**Given request:**
Copy out the listing exactly.
:: Source records ::
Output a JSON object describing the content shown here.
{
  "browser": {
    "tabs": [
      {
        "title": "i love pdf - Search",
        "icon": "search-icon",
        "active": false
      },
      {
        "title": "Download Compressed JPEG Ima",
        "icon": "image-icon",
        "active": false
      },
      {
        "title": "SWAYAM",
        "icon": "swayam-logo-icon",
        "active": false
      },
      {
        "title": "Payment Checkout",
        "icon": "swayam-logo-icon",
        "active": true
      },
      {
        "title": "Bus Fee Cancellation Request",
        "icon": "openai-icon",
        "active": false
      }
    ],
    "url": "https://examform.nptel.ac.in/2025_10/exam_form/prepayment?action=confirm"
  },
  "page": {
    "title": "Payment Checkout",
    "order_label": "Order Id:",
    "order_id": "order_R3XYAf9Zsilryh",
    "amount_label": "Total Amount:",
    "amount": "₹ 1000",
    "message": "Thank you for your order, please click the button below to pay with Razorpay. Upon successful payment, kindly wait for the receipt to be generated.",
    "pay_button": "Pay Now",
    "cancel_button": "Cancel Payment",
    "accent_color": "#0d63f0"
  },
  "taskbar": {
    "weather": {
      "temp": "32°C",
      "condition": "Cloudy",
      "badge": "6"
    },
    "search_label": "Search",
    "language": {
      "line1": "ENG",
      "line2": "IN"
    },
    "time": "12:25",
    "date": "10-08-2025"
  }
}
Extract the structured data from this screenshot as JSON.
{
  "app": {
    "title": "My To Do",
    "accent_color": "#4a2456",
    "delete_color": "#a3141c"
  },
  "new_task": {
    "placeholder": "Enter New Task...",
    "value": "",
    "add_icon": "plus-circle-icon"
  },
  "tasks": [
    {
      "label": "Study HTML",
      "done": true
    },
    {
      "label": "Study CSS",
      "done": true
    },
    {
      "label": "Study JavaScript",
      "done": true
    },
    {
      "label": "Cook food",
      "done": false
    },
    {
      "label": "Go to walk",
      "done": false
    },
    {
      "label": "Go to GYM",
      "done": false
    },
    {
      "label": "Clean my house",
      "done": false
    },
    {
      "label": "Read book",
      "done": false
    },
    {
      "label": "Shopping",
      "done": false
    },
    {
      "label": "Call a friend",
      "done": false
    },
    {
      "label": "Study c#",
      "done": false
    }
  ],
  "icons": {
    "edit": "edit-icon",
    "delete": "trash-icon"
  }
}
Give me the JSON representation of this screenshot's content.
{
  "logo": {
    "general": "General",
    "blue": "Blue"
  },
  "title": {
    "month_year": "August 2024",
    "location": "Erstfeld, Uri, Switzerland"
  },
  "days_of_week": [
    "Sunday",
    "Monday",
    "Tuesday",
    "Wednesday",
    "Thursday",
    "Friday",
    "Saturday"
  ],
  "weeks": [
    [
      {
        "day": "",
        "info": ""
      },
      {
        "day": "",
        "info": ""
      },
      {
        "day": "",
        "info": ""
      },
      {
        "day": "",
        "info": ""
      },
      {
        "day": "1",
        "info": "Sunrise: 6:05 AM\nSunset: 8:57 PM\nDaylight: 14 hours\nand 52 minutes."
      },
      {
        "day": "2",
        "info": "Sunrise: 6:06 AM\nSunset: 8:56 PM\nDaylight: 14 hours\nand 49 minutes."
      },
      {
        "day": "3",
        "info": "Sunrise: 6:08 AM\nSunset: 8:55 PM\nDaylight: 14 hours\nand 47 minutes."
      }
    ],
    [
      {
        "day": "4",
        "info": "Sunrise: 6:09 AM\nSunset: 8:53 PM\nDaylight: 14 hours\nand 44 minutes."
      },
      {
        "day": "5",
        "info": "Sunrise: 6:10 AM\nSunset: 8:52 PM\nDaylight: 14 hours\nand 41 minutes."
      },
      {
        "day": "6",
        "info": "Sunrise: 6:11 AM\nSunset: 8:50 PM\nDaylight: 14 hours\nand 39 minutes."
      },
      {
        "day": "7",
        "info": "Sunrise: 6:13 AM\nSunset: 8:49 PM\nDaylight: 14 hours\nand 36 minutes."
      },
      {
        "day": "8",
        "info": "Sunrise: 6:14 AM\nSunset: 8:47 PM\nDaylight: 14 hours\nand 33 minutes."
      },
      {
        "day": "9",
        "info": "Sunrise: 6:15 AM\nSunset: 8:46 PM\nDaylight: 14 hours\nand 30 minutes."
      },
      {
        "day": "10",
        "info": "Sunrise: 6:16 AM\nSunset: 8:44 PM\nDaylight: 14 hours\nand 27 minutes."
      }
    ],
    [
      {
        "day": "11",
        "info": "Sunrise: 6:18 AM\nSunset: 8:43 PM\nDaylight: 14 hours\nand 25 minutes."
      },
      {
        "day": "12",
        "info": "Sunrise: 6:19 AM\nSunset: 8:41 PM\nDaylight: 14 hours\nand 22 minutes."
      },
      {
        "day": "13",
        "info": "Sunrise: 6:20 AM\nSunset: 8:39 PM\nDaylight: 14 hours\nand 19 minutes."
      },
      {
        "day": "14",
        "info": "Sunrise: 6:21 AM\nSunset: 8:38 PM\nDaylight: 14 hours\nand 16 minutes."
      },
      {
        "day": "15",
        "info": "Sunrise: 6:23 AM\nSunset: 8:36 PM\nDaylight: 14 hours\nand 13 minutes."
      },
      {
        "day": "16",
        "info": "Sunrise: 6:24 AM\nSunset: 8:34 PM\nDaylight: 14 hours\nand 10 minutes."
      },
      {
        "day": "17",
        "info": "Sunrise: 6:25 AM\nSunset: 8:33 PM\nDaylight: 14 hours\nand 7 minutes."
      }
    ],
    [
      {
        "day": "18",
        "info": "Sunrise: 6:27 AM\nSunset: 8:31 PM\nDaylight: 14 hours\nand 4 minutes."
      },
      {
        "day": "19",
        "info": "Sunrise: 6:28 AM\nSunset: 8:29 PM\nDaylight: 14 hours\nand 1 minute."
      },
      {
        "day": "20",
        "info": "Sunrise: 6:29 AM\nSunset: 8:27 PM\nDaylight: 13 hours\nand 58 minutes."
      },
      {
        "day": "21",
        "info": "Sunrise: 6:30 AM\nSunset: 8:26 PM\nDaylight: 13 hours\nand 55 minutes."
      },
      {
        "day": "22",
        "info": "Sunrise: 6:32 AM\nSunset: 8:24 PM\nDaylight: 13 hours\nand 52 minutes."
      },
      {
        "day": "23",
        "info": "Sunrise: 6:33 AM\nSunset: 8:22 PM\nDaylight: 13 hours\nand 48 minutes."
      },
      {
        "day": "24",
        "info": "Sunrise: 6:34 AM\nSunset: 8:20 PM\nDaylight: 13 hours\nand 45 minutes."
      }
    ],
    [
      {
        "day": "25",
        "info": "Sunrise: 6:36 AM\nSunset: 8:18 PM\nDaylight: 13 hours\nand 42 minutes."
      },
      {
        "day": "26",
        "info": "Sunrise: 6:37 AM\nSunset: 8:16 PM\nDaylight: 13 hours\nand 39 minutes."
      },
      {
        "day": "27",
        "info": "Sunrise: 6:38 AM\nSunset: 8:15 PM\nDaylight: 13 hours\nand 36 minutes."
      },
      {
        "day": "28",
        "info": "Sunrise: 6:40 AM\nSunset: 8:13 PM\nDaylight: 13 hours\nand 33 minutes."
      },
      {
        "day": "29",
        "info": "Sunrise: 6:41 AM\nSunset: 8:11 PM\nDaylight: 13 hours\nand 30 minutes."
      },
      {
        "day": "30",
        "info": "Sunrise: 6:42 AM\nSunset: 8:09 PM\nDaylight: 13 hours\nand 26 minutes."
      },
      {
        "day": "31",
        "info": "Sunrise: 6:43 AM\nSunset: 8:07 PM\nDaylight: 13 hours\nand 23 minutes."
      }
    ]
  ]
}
:::
**Response to the exercise:**
Output a JSON object describing the content shown here.
{
  "browser": {
    "tabs": [
      {
        "title": "i love pdf - Search",
        "icon": "search-icon",
        "active": false
      },
      {
        "title": "Download Compressed JPEG Ima",
        "icon": "image-icon",
        "active": false
      },
      {
        "title": "SWAYAM",
        "icon": "swayam-logo-icon",
        "active": false
      },
      {
        "title": "Payment Checkout",
        "icon": "swayam-logo-icon",
        "active": true
      },
      {
        "title": "Bus Fee Cancellation Request",
        "icon": "openai-icon",
        "active": false
      }
    ],
    "url": "https://examform.nptel.ac.in/2025_10/exam_form/prepayment?action=confirm"
  },
  "page": {
    "title": "Payment Checkout",
    "order_label": "Order Id:",
    "order_id": "order_R3XYAf9Zsilryh",
    "amount_label": "Total Amount:",
    "amount": "₹ 1000",
    "message": "Thank you for your order, please click the button below to pay with Razorpay. Upon successful payment, kindly wait for the receipt to be generated.",
    "pay_button": "Pay Now",
    "cancel_button": "Cancel Payment",
    "accent_color": "#0d63f0"
  },
  "taskbar": {
    "weather": {
      "temp": "32°C",
      "condition": "Cloudy",
      "badge": "6"
    },
    "search_label": "Search",
    "language": {
      "line1": "ENG",
      "line2": "IN"
    },
    "time": "12:25",
    "date": "10-08-2025"
  }
}
Extract the structured data from this screenshot as JSON.
{
  "app": {
    "title": "My To Do",
    "accent_color": "#4a2456",
    "delete_color": "#a3141c"
  },
  "new_task": {
    "placeholder": "Enter New Task...",
    "value": "",
    "add_icon": "plus-circle-icon"
  },
  "tasks": [
    {
      "label": "Study HTML",
      "done": true
    },
    {
      "label": "Study CSS",
      "done": true
    },
    {
      "label": "Study JavaScript",
      "done": true
    },
    {
      "label": "Cook food",
      "done": false
    },
    {
      "label": "Go to walk",
      "done": false
    },
    {
      "label": "Go to GYM",
      "done": false
    },
    {
      "label": "Clean my house",
      "done": false
    },
    {
      "label": "Read book",
      "done": false
    },
    {
      "label": "Shopping",
      "done": false
    },
    {
      "label": "Call a friend",
      "done": false
    },
    {
      "label": "Study c#",
      "done": false
    }
  ],
  "icons": {
    "edit": "edit-icon",
    "delete": "trash-icon"
  }
}
Give me the JSON representation of this screenshot's content.
{
  "logo": {
    "general": "General",
    "blue": "Blue"
  },
  "title": {
    "month_year": "August 2024",
    "location": "Erstfeld, Uri, Switzerland"
  },
  "days_of_week": [
    "Sunday",
    "Monday",
    "Tuesday",
    "Wednesday",
    "Thursday",
    "Friday",
    "Saturday"
  ],
  "weeks": [
    [
      {
        "day": "",
        "info": ""
      },
      {
        "day": "",
        "info": ""
      },
      {
        "day": "",
        "info": ""
      },
      {
        "day": "",
        "info": ""
      },
      {
        "day": "1",
        "info": "Sunrise: 6:05 AM\nSunset: 8:57 PM\nDaylight: 14 hours\nand 52 minutes."
      },
      {
        "day": "2",
        "info": "Sunrise: 6:06 AM\nSunset: 8:56 PM\nDaylight: 14 hours\nand 49 minutes."
      },
      {
        "day": "3",
        "info": "Sunrise: 6:08 AM\nSunset: 8:55 PM\nDaylight: 14 hours\nand 47 minutes."
      }
    ],
    [
      {
        "day": "4",
        "info": "Sunrise: 6:09 AM\nSunset: 8:53 PM\nDaylight: 14 hours\nand 44 minutes."
      },
      {
        "day": "5",
        "info": "Sunrise: 6:10 AM\nSunset: 8:52 PM\nDaylight: 14 hours\nand 41 minutes."
      },
      {
        "day": "6",
        "info": "Sunrise: 6:11 AM\nSunset: 8:50 PM\nDaylight: 14 hours\nand 39 minutes."
      },
      {
        "day": "7",
        "info": "Sunrise: 6:13 AM\nSunset: 8:49 PM\nDaylight: 14 hours\nand 36 minutes."
      },
      {
        "day": "8",
        "info": "Sunrise: 6:14 AM\nSunset: 8:47 PM\nDaylight: 14 hours\nand 33 minutes."
      },
      {
        "day": "9",
        "info": "Sunrise: 6:15 AM\nSunset: 8:46 PM\nDaylight: 14 hours\nand 30 minutes."
      },
      {
        "day": "10",
        "info": "Sunrise: 6:16 AM\nSunset: 8:44 PM\nDaylight: 14 hours\nand 27 minutes."
      }
    ],
    [
      {
        "day": "11",
        "info": "Sunrise: 6:18 AM\nSunset: 8:43 PM\nDaylight: 14 hours\nand 25 minutes."
      },
      {
        "day": "12",
        "info": "Sunrise: 6:19 AM\nSunset: 8:41 PM\nDaylight: 14 hours\nand 22 minutes."
      },
      {
        "day": "13",
        "info": "Sunrise: 6:20 AM\nSunset: 8:39 PM\nDaylight: 14 hours\nand 19 minutes."
      },
      {
        "day": "14",
        "info": "Sunrise: 6:21 AM\nSunset: 8:38 PM\nDaylight: 14 hours\nand 16 minutes."
      },
      {
        "day": "15",
        "info": "Sunrise: 6:23 AM\nSunset: 8:36 PM\nDaylight: 14 hours\nand 13 minutes."
      },
      {
        "day": "16",
        "info": "Sunrise: 6:24 AM\nSunset: 8:34 PM\nDaylight: 14 hours\nand 10 minutes."
      },
      {
        "day": "17",
        "info": "Sunrise: 6:25 AM\nSunset: 8:33 PM\nDaylight: 14 hours\nand 7 minutes."
      }
    ],
    [
      {
        "day": "18",
        "info": "Sunrise: 6:27 AM\nSunset: 8:31 PM\nDaylight: 14 hours\nand 4 minutes."
      },
      {
        "day": "19",
        "info": "Sunrise: 6:28 AM\nSunset: 8:29 PM\nDaylight: 14 hours\nand 1 minute."
      },
      {
        "day": "20",
        "info": "Sunrise: 6:29 AM\nSunset: 8:27 PM\nDaylight: 13 hours\nand 58 minutes."
      },
      {
        "day": "21",
        "info": "Sunrise: 6:30 AM\nSunset: 8:26 PM\nDaylight: 13 hours\nand 55 minutes."
      },
      {
        "day": "22",
        "info": "Sunrise: 6:32 AM\nSunset: 8:24 PM\nDaylight: 13 hours\nand 52 minutes."
      },
      {
        "day": "23",
        "info": "Sunrise: 6:33 AM\nSunset: 8:22 PM\nDaylight: 13 hours\nand 48 minutes."
      },
      {
        "day": "24",
        "info": "Sunrise: 6:34 AM\nSunset: 8:20 PM\nDaylight: 13 hours\nand 45 minutes."
      }
    ],
    [
      {
        "day": "25",
        "info": "Sunrise: 6:36 AM\nSunset: 8:18 PM\nDaylight: 13 hours\nand 42 minutes."
      },
      {
        "day": "26",
        "info": "Sunrise: 6:37 AM\nSunset: 8:16 PM\nDaylight: 13 hours\nand 39 minutes."
      },
      {
        "day": "27",
        "info": "Sunrise: 6:38 AM\nSunset: 8:15 PM\nDaylight: 13 hours\nand 36 minutes."
      },
      {
        "day": "28",
        "info": "Sunrise: 6:40 AM\nSunset: 8:13 PM\nDaylight: 13 hours\nand 33 minutes."
      },
      {
        "day": "29",
        "info": "Sunrise: 6:41 AM\nSunset: 8:11 PM\nDaylight: 13 hours\nand 30 minutes."
      },
      {
        "day": "30",
        "info": "Sunrise: 6:42 AM\nSunset: 8:09 PM\nDaylight: 13 hours\nand 26 minutes."
      },
      {
        "day": "31",
        "info": "Sunrise: 6:43 AM\nSunset: 8:07 PM\nDaylight: 13 hours\nand 23 minutes."
      }
    ]
  ]
}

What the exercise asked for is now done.